### Problem requirements:
Count the lines below that contain the word "ramp", and reply with only that number.

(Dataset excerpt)
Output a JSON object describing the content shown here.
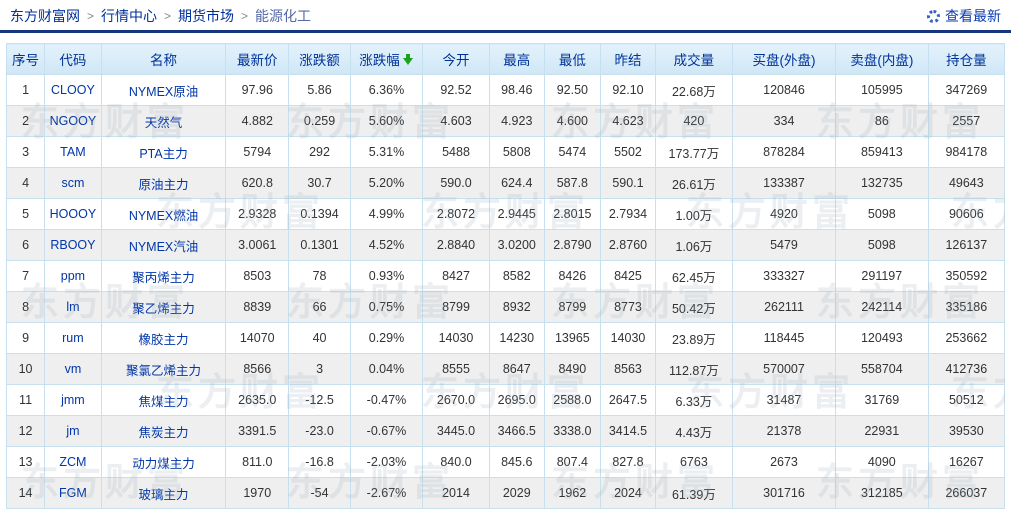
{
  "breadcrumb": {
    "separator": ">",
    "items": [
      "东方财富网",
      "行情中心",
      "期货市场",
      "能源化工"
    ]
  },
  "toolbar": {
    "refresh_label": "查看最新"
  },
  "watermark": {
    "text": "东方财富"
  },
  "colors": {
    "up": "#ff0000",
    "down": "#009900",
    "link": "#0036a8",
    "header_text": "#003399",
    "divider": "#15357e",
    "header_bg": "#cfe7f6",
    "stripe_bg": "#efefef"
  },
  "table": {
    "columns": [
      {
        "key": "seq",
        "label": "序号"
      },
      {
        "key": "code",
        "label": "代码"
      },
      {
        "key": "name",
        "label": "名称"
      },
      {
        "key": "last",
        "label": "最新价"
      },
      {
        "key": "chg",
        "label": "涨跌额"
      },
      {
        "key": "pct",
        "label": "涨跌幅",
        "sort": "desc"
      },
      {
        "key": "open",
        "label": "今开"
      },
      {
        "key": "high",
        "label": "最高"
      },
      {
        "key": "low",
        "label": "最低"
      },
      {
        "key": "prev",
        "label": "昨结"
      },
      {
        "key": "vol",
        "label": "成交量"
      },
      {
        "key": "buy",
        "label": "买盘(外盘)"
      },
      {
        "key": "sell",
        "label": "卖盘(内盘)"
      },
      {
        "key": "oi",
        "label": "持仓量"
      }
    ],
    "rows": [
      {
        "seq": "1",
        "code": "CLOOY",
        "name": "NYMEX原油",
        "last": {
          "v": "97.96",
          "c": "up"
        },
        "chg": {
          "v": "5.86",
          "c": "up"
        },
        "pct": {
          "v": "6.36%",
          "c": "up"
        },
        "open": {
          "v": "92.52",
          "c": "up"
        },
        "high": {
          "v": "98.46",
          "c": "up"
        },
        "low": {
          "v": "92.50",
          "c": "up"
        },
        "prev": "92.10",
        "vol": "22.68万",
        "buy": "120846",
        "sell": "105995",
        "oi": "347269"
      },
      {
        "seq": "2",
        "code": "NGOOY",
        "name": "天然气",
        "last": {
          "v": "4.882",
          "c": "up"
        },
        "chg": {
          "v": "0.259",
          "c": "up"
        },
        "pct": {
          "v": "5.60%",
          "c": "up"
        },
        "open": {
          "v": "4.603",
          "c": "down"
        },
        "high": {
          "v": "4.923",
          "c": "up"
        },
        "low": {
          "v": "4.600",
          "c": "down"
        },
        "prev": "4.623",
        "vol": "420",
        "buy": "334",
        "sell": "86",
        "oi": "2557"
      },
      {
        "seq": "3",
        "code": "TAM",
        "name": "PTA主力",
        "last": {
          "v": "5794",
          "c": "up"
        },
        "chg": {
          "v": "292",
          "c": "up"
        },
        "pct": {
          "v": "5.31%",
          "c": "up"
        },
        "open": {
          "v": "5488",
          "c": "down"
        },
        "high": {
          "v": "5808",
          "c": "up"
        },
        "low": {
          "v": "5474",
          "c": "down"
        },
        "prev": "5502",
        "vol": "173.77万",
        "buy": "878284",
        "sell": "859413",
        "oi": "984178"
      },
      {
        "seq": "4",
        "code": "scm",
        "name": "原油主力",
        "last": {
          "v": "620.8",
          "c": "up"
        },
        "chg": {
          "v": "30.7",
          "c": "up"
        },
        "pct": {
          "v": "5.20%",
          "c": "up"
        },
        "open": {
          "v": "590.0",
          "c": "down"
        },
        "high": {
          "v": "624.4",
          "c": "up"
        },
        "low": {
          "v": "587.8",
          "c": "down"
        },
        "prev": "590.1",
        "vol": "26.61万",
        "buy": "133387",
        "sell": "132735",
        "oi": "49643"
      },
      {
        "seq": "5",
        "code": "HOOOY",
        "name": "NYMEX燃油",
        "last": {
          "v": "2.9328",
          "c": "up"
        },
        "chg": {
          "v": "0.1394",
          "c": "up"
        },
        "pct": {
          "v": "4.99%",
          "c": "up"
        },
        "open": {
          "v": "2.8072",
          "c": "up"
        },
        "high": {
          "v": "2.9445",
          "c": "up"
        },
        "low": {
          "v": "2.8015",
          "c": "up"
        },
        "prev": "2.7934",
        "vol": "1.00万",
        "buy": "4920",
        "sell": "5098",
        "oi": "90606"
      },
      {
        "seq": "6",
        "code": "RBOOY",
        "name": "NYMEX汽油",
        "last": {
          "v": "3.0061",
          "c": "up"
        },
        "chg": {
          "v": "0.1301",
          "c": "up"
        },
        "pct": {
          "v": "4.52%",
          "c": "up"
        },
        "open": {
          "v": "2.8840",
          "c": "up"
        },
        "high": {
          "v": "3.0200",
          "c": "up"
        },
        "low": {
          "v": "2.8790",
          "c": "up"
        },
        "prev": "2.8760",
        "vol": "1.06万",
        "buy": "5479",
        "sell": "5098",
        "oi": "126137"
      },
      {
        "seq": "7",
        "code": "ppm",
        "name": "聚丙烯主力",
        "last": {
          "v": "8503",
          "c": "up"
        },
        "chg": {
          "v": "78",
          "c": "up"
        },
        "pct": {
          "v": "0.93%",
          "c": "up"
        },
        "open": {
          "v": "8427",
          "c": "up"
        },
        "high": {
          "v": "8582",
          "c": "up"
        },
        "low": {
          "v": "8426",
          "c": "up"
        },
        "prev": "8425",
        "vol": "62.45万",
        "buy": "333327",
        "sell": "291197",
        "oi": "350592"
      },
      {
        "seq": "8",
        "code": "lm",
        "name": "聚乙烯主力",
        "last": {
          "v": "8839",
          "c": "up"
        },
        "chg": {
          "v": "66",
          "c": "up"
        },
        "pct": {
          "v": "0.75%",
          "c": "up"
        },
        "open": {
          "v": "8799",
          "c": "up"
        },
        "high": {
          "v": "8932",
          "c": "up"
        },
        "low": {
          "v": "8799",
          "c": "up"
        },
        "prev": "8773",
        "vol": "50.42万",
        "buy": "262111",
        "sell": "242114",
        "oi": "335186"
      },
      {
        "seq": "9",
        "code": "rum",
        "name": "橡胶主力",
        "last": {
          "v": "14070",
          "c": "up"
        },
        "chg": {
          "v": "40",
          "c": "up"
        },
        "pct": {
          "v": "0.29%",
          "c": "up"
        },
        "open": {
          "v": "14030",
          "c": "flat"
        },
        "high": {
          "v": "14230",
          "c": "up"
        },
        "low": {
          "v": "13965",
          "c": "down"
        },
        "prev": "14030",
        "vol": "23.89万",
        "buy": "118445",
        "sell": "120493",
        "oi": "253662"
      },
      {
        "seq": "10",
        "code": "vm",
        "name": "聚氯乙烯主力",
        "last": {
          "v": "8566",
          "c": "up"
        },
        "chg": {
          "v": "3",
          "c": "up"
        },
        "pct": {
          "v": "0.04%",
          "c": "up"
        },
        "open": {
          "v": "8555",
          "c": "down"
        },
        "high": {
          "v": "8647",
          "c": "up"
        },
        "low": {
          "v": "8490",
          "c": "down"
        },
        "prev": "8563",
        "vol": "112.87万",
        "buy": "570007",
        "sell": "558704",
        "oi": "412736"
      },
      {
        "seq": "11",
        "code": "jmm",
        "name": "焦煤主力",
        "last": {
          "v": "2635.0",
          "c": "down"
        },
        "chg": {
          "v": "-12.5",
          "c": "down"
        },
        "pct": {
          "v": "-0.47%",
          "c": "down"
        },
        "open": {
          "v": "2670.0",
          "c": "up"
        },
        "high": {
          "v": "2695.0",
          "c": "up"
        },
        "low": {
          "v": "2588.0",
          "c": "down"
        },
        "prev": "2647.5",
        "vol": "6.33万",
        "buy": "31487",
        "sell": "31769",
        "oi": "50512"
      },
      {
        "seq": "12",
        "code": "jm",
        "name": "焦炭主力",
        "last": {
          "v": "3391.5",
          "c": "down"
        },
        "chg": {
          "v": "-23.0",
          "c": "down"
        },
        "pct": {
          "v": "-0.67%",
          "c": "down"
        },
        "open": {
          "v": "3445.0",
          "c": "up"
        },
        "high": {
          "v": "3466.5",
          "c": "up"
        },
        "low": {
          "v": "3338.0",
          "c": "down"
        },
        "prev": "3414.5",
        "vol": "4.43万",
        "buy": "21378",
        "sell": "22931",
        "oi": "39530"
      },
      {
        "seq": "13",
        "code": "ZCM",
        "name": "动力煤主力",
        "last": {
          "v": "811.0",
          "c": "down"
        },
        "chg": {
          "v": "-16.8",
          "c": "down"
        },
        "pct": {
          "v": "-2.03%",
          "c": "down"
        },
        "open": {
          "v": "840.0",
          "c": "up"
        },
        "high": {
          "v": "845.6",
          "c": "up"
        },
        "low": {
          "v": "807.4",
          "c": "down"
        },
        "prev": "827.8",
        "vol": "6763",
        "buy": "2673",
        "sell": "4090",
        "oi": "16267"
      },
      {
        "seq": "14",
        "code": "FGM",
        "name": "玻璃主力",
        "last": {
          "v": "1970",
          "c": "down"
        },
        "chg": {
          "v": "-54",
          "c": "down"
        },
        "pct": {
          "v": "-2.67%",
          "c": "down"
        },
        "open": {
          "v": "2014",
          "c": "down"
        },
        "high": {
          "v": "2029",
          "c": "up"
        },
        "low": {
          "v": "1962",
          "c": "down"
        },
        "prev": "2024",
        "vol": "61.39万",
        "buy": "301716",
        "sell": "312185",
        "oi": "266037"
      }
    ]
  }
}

--

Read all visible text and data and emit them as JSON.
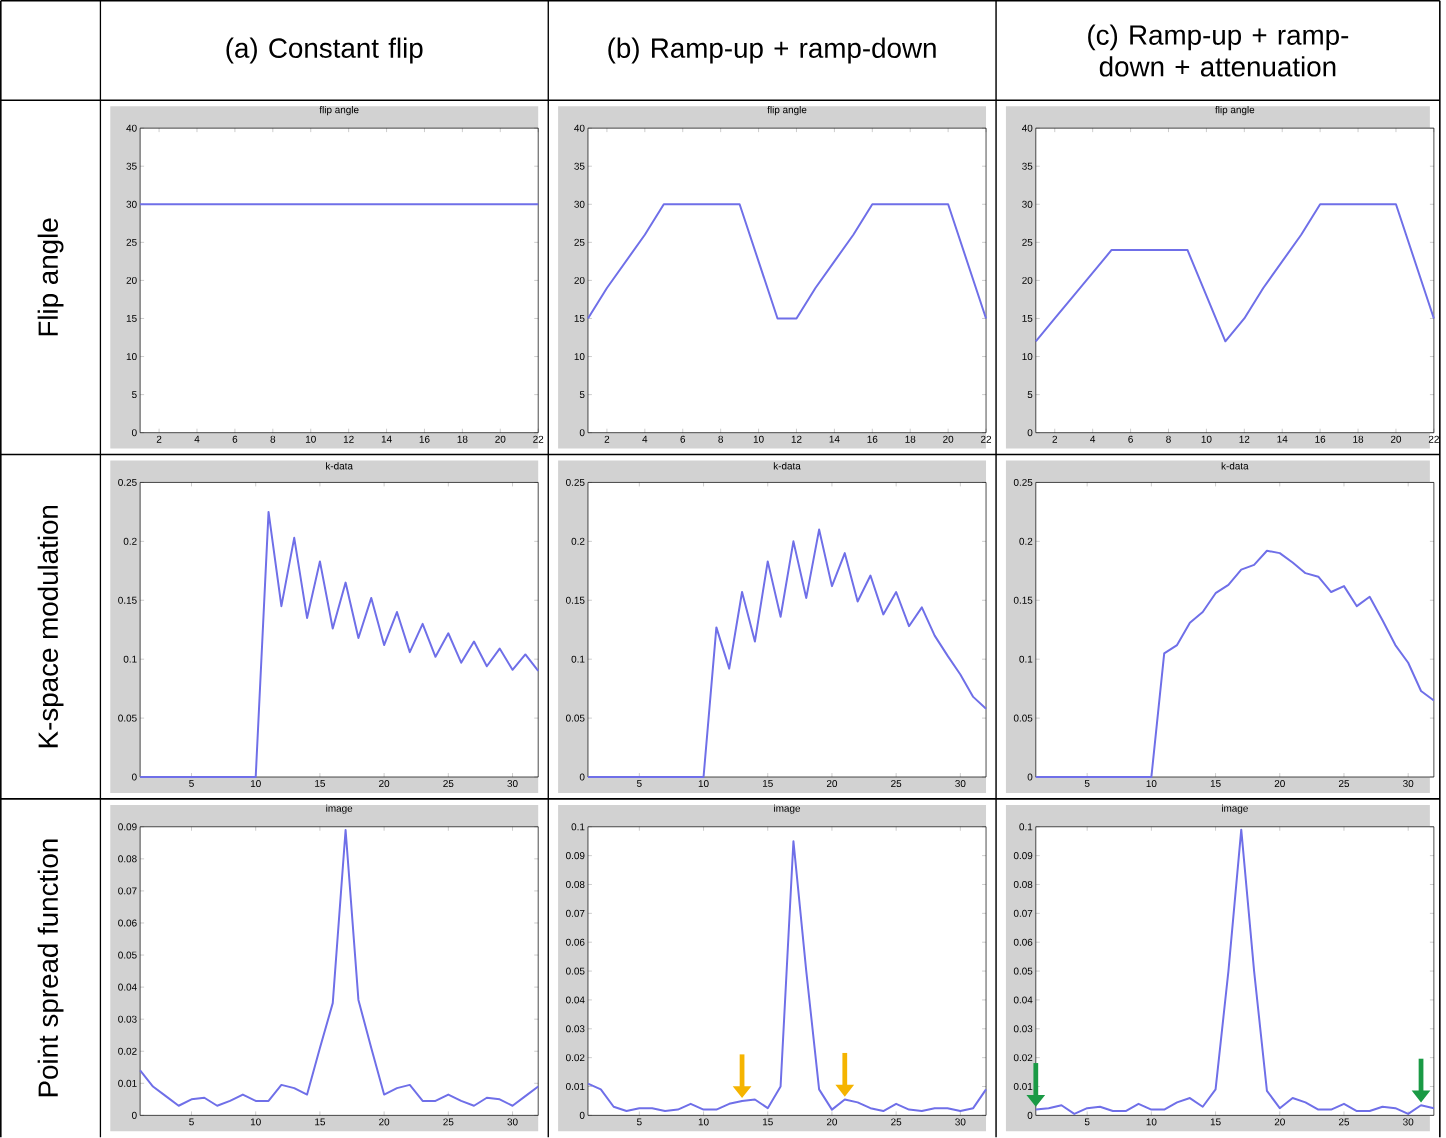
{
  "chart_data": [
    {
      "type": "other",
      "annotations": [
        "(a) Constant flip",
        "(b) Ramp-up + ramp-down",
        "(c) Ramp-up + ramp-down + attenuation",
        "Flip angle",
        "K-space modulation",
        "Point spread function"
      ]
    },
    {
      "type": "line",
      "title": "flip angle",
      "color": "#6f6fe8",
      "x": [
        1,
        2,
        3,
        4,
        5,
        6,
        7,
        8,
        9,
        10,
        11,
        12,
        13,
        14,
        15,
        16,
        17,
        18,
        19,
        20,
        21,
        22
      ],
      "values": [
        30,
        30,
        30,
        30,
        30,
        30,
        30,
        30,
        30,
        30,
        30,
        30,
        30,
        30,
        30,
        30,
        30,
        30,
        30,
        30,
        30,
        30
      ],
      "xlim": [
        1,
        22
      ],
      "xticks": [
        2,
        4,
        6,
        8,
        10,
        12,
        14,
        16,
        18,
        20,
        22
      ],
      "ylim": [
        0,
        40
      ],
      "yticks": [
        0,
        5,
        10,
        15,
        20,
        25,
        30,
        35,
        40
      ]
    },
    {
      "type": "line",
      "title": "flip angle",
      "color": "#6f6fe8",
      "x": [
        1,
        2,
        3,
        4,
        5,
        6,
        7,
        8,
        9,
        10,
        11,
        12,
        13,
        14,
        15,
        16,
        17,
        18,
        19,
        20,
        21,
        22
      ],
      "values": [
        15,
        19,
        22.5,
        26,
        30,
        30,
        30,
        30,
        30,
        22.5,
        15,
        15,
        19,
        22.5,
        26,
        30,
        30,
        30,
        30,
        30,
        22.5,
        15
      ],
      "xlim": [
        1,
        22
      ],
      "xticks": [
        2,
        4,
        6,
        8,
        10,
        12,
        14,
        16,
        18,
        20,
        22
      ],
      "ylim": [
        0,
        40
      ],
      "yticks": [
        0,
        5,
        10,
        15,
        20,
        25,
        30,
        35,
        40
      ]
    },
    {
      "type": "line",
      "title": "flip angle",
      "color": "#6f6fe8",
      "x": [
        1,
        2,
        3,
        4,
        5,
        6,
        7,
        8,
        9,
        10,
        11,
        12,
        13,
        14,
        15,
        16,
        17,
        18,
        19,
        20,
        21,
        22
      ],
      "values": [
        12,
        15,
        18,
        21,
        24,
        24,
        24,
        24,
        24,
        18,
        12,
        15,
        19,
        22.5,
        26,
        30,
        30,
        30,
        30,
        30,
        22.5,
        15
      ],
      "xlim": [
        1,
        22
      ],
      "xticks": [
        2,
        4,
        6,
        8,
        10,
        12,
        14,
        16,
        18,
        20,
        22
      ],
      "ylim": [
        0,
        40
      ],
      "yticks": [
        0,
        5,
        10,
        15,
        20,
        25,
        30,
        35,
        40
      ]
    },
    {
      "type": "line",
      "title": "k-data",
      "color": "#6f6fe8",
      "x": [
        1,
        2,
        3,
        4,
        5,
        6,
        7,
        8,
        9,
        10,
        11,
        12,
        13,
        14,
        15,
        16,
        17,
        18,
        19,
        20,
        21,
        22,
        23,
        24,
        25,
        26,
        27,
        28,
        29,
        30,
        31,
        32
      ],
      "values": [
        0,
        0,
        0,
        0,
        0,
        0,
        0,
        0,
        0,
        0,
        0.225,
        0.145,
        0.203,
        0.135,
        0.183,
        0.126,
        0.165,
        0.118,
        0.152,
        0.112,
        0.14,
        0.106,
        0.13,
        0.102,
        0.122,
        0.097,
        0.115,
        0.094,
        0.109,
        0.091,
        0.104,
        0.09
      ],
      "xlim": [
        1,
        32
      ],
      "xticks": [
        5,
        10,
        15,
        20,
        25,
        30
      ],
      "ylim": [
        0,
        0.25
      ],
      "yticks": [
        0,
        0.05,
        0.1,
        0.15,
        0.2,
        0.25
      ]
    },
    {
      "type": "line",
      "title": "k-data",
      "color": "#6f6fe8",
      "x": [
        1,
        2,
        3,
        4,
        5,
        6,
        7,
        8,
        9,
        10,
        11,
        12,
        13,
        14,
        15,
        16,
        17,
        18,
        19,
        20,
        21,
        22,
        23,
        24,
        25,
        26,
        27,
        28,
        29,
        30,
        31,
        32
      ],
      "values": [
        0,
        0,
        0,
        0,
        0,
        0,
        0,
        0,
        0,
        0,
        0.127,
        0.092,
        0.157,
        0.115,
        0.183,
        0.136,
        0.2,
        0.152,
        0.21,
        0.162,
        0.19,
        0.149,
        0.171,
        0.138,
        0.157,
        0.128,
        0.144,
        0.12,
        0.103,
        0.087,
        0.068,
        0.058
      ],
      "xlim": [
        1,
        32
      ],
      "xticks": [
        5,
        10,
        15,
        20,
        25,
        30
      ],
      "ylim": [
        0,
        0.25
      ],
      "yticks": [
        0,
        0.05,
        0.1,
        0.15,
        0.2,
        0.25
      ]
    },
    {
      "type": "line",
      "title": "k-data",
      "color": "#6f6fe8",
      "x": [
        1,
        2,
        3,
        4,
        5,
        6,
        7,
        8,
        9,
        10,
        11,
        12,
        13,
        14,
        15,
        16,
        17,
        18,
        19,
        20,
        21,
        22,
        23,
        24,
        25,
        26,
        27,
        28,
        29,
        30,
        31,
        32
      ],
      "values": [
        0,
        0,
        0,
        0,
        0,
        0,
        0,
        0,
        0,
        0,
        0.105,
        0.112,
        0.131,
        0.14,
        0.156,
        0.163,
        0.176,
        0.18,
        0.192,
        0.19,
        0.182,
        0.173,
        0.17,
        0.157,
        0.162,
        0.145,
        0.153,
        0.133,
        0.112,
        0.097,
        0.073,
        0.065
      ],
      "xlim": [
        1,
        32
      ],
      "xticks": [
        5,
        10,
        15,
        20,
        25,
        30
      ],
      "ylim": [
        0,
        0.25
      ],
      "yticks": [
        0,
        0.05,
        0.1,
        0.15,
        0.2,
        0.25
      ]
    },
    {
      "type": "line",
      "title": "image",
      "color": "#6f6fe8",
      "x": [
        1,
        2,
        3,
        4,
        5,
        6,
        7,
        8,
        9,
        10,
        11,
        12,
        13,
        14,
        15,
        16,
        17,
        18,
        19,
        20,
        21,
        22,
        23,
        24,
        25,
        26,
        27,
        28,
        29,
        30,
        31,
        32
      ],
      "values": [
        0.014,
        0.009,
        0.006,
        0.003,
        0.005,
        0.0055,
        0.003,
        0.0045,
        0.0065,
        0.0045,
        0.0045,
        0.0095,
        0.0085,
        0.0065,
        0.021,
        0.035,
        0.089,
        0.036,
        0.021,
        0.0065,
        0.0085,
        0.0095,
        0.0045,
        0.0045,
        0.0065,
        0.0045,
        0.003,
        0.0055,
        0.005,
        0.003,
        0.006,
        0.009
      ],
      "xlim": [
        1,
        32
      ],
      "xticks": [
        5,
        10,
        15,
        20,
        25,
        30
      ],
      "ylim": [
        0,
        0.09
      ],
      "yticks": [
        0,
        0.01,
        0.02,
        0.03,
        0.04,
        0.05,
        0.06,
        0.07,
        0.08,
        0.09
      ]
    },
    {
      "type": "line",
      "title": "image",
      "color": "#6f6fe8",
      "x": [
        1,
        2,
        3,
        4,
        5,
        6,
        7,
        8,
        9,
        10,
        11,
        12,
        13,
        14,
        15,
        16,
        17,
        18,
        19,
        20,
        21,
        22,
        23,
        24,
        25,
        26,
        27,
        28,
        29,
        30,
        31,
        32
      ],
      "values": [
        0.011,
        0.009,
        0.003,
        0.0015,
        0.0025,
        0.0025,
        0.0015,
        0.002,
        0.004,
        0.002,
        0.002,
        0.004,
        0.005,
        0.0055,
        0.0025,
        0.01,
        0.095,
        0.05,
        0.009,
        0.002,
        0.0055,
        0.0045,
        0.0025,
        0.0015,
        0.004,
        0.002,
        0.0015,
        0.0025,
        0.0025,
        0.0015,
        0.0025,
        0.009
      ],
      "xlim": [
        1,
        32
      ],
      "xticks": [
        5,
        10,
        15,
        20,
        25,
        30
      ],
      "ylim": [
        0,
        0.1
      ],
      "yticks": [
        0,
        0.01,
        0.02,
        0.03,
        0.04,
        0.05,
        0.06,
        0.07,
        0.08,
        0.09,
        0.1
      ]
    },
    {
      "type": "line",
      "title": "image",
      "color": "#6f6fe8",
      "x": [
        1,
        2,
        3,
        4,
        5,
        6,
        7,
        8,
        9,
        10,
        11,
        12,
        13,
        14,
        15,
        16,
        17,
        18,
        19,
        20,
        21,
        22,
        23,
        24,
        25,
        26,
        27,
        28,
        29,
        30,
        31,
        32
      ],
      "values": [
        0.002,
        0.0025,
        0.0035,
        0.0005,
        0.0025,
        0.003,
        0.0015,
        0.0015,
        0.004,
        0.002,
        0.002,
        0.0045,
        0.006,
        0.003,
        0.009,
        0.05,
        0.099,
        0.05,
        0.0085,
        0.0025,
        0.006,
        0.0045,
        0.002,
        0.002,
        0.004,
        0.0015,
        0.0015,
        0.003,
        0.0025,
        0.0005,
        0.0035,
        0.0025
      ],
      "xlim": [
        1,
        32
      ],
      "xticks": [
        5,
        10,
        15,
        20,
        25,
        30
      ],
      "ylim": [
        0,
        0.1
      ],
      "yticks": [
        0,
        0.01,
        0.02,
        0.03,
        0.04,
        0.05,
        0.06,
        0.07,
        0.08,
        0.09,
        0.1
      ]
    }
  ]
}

### Output for this exercise:
2